▼
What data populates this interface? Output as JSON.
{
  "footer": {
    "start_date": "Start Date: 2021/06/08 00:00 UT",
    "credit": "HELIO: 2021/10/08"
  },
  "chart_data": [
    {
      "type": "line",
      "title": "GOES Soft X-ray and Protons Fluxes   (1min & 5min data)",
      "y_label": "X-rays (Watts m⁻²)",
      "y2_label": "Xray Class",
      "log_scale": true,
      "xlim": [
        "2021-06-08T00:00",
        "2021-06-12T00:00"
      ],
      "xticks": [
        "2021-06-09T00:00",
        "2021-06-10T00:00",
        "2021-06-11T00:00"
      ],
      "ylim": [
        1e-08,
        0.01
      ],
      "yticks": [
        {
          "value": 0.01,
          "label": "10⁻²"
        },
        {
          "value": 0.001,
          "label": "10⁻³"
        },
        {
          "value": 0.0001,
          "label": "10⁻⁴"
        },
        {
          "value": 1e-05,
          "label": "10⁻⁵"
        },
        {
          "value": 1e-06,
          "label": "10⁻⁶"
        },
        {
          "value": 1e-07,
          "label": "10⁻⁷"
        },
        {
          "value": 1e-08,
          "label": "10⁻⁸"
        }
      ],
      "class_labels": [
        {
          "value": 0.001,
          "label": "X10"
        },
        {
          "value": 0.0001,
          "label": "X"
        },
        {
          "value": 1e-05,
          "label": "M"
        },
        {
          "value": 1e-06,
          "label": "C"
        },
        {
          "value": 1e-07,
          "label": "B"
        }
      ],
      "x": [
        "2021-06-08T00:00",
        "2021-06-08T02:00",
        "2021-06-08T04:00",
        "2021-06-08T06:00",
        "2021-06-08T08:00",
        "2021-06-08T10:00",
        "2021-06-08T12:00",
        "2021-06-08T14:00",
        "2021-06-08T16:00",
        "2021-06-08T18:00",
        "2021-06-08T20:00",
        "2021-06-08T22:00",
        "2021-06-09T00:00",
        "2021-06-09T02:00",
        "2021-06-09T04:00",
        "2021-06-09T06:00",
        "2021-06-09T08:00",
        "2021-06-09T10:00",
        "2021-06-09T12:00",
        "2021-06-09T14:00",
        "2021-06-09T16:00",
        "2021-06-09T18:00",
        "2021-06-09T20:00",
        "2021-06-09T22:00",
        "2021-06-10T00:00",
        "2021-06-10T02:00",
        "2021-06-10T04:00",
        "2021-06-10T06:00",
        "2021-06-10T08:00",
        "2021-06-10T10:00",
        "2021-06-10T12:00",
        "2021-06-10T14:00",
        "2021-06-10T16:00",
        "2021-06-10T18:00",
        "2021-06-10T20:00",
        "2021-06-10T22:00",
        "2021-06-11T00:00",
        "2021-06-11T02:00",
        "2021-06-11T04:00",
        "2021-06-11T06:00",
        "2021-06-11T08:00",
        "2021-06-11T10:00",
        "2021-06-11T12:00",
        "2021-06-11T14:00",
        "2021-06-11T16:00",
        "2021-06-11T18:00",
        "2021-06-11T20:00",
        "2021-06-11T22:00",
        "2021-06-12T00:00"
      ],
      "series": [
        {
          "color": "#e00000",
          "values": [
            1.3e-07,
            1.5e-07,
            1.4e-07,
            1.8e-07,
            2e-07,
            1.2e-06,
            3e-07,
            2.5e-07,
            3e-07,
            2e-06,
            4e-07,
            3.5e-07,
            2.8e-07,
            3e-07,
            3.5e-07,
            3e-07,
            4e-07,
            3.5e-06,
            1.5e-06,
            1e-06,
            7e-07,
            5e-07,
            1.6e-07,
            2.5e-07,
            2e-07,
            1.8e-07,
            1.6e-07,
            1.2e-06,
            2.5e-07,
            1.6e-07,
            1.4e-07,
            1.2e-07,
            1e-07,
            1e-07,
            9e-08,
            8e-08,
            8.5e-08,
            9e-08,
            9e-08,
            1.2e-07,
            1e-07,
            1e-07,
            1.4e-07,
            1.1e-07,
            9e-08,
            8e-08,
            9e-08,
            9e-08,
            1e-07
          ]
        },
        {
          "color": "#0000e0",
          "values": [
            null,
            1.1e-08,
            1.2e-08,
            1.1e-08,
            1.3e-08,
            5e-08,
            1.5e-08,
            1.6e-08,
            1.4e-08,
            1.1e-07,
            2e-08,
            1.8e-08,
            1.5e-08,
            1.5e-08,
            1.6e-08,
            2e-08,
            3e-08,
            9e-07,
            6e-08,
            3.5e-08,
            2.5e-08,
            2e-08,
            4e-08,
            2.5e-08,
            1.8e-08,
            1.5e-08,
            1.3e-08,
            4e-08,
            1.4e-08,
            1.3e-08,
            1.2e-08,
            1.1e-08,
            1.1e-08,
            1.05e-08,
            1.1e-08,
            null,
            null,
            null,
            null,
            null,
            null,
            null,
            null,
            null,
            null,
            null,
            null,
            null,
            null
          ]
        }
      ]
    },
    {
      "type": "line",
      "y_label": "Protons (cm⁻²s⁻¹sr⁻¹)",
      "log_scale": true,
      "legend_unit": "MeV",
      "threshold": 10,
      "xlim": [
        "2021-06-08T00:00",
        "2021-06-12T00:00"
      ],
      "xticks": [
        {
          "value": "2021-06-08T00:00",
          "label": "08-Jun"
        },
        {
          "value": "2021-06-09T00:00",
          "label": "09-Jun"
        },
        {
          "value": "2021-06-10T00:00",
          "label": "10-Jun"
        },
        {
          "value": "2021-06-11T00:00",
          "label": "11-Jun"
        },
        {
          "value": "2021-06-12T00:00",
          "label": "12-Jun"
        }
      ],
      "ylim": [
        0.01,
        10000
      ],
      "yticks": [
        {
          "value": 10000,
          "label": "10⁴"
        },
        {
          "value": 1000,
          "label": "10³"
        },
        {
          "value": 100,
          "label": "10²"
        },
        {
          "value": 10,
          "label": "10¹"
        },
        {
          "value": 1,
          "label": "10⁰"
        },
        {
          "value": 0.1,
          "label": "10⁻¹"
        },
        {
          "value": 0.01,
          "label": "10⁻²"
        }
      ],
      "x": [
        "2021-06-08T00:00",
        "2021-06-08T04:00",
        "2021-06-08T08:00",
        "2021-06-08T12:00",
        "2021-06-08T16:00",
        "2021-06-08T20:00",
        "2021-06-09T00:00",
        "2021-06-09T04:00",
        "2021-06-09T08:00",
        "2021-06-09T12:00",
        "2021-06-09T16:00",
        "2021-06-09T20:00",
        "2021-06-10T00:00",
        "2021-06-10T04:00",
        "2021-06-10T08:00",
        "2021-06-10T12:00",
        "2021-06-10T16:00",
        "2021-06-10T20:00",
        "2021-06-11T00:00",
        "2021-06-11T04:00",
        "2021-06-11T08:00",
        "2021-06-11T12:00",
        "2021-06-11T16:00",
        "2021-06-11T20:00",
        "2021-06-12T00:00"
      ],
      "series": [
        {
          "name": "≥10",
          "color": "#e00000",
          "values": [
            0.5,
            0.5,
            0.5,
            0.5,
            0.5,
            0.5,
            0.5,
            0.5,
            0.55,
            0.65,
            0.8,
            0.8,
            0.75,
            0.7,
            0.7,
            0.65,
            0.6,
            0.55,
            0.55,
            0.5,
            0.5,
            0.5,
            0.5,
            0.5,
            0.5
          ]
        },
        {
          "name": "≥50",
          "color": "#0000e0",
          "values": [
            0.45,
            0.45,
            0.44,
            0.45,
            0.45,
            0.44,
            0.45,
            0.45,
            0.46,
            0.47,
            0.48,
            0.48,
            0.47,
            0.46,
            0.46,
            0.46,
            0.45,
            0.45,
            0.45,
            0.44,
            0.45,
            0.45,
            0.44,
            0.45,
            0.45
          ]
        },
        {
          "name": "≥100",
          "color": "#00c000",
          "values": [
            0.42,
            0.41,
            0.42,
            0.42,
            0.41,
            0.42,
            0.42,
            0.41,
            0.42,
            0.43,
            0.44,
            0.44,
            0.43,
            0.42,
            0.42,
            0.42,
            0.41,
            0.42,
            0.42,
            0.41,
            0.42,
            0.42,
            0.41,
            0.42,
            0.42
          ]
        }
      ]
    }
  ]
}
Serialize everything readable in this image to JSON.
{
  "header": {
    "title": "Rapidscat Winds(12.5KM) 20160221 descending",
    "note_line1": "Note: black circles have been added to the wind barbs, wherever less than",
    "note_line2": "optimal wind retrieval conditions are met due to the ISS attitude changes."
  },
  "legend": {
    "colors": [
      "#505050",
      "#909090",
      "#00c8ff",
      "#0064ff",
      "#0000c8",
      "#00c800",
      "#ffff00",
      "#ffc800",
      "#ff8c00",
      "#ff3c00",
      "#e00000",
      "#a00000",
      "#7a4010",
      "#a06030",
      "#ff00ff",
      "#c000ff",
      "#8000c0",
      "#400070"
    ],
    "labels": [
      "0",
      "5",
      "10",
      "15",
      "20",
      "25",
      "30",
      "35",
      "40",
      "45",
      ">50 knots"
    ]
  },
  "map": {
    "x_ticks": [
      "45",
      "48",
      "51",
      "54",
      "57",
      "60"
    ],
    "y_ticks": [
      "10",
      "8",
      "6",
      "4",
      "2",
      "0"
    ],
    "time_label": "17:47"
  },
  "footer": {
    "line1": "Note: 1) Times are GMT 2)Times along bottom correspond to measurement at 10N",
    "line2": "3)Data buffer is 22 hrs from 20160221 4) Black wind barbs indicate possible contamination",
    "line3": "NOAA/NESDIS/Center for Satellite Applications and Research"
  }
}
▲
WHAT YOU SHOULD DO
In the listing above, locate each line with "Protons" and copy it.

SOLUTION BELOW
      "title": "GOES Soft X-ray and Protons Fluxes   (1min & 5min data)",
      "y_label": "Protons (cm⁻²s⁻¹sr⁻¹)",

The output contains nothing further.